* start Items *

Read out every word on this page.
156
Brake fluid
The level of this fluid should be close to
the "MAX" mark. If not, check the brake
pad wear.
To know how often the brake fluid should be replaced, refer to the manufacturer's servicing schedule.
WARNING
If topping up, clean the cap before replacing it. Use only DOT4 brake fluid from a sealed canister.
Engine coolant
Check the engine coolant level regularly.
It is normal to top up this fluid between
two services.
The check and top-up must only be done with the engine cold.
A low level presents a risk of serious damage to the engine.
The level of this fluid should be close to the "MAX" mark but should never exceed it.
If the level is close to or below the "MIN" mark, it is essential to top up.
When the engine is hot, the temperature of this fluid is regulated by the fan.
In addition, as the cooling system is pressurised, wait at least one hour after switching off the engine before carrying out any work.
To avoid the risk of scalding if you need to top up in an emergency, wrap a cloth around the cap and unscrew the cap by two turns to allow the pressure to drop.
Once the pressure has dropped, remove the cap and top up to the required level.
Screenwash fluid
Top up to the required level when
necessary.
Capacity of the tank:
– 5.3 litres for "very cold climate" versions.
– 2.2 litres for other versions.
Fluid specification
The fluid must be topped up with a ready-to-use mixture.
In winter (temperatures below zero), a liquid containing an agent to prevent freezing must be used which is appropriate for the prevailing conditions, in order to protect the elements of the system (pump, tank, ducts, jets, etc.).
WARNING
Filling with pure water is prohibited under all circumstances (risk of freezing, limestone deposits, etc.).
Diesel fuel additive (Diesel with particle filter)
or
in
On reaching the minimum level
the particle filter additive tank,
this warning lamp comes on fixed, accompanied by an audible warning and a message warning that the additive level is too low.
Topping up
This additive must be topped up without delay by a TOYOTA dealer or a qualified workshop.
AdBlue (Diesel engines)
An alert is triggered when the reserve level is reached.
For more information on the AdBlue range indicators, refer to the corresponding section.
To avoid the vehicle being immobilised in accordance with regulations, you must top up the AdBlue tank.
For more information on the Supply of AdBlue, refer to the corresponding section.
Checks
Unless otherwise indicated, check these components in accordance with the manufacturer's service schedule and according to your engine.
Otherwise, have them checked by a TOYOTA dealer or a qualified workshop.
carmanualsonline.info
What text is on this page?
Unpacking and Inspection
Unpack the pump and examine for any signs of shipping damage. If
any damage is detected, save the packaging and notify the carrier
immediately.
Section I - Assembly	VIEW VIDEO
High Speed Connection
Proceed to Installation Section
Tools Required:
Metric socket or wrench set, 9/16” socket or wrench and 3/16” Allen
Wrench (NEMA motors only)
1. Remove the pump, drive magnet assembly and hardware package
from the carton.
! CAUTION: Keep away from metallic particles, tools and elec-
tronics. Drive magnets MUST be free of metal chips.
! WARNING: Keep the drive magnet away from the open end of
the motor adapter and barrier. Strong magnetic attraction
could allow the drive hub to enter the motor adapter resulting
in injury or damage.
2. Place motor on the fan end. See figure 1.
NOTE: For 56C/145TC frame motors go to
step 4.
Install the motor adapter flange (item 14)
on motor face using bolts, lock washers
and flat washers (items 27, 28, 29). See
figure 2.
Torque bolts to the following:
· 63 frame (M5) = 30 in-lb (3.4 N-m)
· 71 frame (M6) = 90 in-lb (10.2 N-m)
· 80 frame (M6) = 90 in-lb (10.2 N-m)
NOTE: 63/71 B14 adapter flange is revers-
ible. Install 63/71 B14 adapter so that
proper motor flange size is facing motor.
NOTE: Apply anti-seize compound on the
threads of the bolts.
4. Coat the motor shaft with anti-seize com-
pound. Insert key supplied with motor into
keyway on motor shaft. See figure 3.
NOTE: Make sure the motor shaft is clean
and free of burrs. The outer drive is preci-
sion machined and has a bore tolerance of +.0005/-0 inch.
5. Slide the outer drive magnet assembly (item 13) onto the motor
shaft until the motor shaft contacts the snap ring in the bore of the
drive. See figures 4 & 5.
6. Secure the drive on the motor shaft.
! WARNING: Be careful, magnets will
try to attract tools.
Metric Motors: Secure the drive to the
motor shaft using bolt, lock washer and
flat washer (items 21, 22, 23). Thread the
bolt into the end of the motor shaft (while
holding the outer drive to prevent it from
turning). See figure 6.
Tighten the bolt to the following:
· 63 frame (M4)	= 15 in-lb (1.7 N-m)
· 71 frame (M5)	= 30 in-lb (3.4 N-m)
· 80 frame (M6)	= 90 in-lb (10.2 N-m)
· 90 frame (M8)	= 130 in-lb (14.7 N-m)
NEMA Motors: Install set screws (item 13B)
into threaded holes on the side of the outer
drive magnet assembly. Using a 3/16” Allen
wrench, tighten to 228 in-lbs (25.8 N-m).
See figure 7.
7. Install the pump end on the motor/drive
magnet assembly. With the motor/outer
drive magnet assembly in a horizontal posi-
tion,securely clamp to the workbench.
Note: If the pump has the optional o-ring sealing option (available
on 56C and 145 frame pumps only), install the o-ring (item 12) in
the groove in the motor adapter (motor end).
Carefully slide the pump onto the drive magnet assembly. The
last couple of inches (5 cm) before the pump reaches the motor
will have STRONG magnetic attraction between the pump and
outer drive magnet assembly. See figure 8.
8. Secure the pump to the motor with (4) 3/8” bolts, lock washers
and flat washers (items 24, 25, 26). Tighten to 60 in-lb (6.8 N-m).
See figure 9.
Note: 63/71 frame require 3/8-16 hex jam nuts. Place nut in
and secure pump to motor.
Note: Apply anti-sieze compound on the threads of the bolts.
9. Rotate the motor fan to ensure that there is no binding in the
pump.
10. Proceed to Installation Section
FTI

* end Items *

__Aim of the task__
All of the data above should be transcribed exactly.

__Output for this task__
Read out every word on this page.
156
Brake fluid
The level of this fluid should be close to
the "MAX" mark. If not, check the brake
pad wear.
To know how often the brake fluid should be replaced, refer to the manufacturer's servicing schedule.
WARNING
If topping up, clean the cap before replacing it. Use only DOT4 brake fluid from a sealed canister.
Engine coolant
Check the engine coolant level regularly.
It is normal to top up this fluid between
two services.
The check and top-up must only be done with the engine cold.
A low level presents a risk of serious damage to the engine.
The level of this fluid should be close to the "MAX" mark but should never exceed it.
If the level is close to or below the "MIN" mark, it is essential to top up.
When the engine is hot, the temperature of this fluid is regulated by the fan.
In addition, as the cooling system is pressurised, wait at least one hour after switching off the engine before carrying out any work.
To avoid the risk of scalding if you need to top up in an emergency, wrap a cloth around the cap and unscrew the cap by two turns to allow the pressure to drop.
Once the pressure has dropped, remove the cap and top up to the required level.
Screenwash fluid
Top up to the required level when
necessary.
Capacity of the tank:
– 5.3 litres for "very cold climate" versions.
– 2.2 litres for other versions.
Fluid specification
The fluid must be topped up with a ready-to-use mixture.
In winter (temperatures below zero), a liquid containing an agent to prevent freezing must be used which is appropriate for the prevailing conditions, in order to protect the elements of the system (pump, tank, ducts, jets, etc.).
WARNING
Filling with pure water is prohibited under all circumstances (risk of freezing, limestone deposits, etc.).
Diesel fuel additive (Diesel with particle filter)
or
in
On reaching the minimum level
the particle filter additive tank,
this warning lamp comes on fixed, accompanied by an audible warning and a message warning that the additive level is too low.
Topping up
This additive must be topped up without delay by a TOYOTA dealer or a qualified workshop.
AdBlue (Diesel engines)
An alert is triggered when the reserve level is reached.
For more information on the AdBlue range indicators, refer to the corresponding section.
To avoid the vehicle being immobilised in accordance with regulations, you must top up the AdBlue tank.
For more information on the Supply of AdBlue, refer to the corresponding section.
Checks
Unless otherwise indicated, check these components in accordance with the manufacturer's service schedule and according to your engine.
Otherwise, have them checked by a TOYOTA dealer or a qualified workshop.
carmanualsonline.info
What text is on this page?
Unpacking and Inspection
Unpack the pump and examine for any signs of shipping damage. If
any damage is detected, save the packaging and notify the carrier
immediately.
Section I - Assembly	VIEW VIDEO
High Speed Connection
Proceed to Installation Section
Tools Required:
Metric socket or wrench set, 9/16” socket or wrench and 3/16” Allen
Wrench (NEMA motors only)
1. Remove the pump, drive magnet assembly and hardware package
from the carton.
! CAUTION: Keep away from metallic particles, tools and elec-
tronics. Drive magnets MUST be free of metal chips.
! WARNING: Keep the drive magnet away from the open end of
the motor adapter and barrier. Strong magnetic attraction
could allow the drive hub to enter the motor adapter resulting
in injury or damage.
2. Place motor on the fan end. See figure 1.
NOTE: For 56C/145TC frame motors go to
step 4.
Install the motor adapter flange (item 14)
on motor face using bolts, lock washers
and flat washers (items 27, 28, 29). See
figure 2.
Torque bolts to the following:
· 63 frame (M5) = 30 in-lb (3.4 N-m)
· 71 frame (M6) = 90 in-lb (10.2 N-m)
· 80 frame (M6) = 90 in-lb (10.2 N-m)
NOTE: 63/71 B14 adapter flange is revers-
ible. Install 63/71 B14 adapter so that
proper motor flange size is facing motor.
NOTE: Apply anti-seize compound on the
threads of the bolts.
4. Coat the motor shaft with anti-seize com-
pound. Insert key supplied with motor into
keyway on motor shaft. See figure 3.
NOTE: Make sure the motor shaft is clean
and free of burrs. The outer drive is preci-
sion machined and has a bore tolerance of +.0005/-0 inch.
5. Slide the outer drive magnet assembly (item 13) onto the motor
shaft until the motor shaft contacts the snap ring in the bore of the
drive. See figures 4 & 5.
6. Secure the drive on the motor shaft.
! WARNING: Be careful, magnets will
try to attract tools.
Metric Motors: Secure the drive to the
motor shaft using bolt, lock washer and
flat washer (items 21, 22, 23). Thread the
bolt into the end of the motor shaft (while
holding the outer drive to prevent it from
turning). See figure 6.
Tighten the bolt to the following:
· 63 frame (M4)	= 15 in-lb (1.7 N-m)
· 71 frame (M5)	= 30 in-lb (3.4 N-m)
· 80 frame (M6)	= 90 in-lb (10.2 N-m)
· 90 frame (M8)	= 130 in-lb (14.7 N-m)
NEMA Motors: Install set screws (item 13B)
into threaded holes on the side of the outer
drive magnet assembly. Using a 3/16” Allen
wrench, tighten to 228 in-lbs (25.8 N-m).
See figure 7.
7. Install the pump end on the motor/drive
magnet assembly. With the motor/outer
drive magnet assembly in a horizontal posi-
tion,securely clamp to the workbench.
Note: If the pump has the optional o-ring sealing option (available
on 56C and 145 frame pumps only), install the o-ring (item 12) in
the groove in the motor adapter (motor end).
Carefully slide the pump onto the drive magnet assembly. The
last couple of inches (5 cm) before the pump reaches the motor
will have STRONG magnetic attraction between the pump and
outer drive magnet assembly. See figure 8.
8. Secure the pump to the motor with (4) 3/8” bolts, lock washers
and flat washers (items 24, 25, 26). Tighten to 60 in-lb (6.8 N-m).
See figure 9.
Note: 63/71 frame require 3/8-16 hex jam nuts. Place nut in
and secure pump to motor.
Note: Apply anti-sieze compound on the threads of the bolts.
9. Rotate the motor fan to ensure that there is no binding in the
pump.
10. Proceed to Installation Section
FTI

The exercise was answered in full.